◆ **RECORDS**:
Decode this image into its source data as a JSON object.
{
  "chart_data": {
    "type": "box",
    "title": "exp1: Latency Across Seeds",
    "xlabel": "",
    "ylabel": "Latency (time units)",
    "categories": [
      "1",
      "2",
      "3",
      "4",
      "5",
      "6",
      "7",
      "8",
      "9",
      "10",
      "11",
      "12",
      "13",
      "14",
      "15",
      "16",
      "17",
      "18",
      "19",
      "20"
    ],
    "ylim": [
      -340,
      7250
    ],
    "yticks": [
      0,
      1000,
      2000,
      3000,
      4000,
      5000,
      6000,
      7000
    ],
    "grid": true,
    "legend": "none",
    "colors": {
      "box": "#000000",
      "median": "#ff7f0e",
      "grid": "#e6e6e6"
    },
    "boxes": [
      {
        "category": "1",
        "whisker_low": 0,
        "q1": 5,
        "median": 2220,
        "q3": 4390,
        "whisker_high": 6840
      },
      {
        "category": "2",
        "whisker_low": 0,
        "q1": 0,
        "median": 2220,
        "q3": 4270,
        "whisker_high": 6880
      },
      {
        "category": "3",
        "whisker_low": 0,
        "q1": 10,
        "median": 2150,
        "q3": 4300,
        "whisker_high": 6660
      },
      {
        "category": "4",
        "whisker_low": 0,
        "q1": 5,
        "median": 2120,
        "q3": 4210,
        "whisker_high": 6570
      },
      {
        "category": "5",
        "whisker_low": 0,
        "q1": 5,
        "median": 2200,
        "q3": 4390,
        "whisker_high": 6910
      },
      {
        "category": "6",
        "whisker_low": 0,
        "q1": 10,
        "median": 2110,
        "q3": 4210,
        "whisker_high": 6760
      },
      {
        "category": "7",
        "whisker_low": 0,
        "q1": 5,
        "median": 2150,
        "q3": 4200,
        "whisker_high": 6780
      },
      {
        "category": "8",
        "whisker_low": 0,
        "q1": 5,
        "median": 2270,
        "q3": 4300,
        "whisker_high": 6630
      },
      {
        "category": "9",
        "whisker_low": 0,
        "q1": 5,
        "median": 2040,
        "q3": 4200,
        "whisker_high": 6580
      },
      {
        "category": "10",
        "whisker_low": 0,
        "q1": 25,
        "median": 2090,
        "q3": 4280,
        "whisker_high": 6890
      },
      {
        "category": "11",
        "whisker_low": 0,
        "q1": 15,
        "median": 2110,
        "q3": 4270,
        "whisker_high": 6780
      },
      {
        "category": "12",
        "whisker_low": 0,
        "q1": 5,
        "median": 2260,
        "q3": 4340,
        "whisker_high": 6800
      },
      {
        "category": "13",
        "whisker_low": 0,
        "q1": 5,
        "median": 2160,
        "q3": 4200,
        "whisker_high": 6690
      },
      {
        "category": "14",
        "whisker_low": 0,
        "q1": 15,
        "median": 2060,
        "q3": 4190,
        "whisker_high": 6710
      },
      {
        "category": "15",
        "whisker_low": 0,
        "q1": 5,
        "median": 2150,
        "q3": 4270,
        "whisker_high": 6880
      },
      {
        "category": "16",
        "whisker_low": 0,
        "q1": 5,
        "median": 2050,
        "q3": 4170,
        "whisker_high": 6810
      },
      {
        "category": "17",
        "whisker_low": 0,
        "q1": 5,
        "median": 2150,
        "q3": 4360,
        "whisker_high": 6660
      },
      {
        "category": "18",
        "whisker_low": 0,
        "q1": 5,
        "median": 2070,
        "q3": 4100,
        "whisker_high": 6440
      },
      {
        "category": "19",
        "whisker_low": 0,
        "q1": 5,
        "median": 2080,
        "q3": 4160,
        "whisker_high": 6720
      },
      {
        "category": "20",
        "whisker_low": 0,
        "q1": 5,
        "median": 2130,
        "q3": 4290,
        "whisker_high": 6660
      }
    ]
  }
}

◆ **WRITTEN TASK**: Establish how many lines of the records contain the string "Latency" and state that number without elaboration.

◆ **ANSWER IN FULL**: 2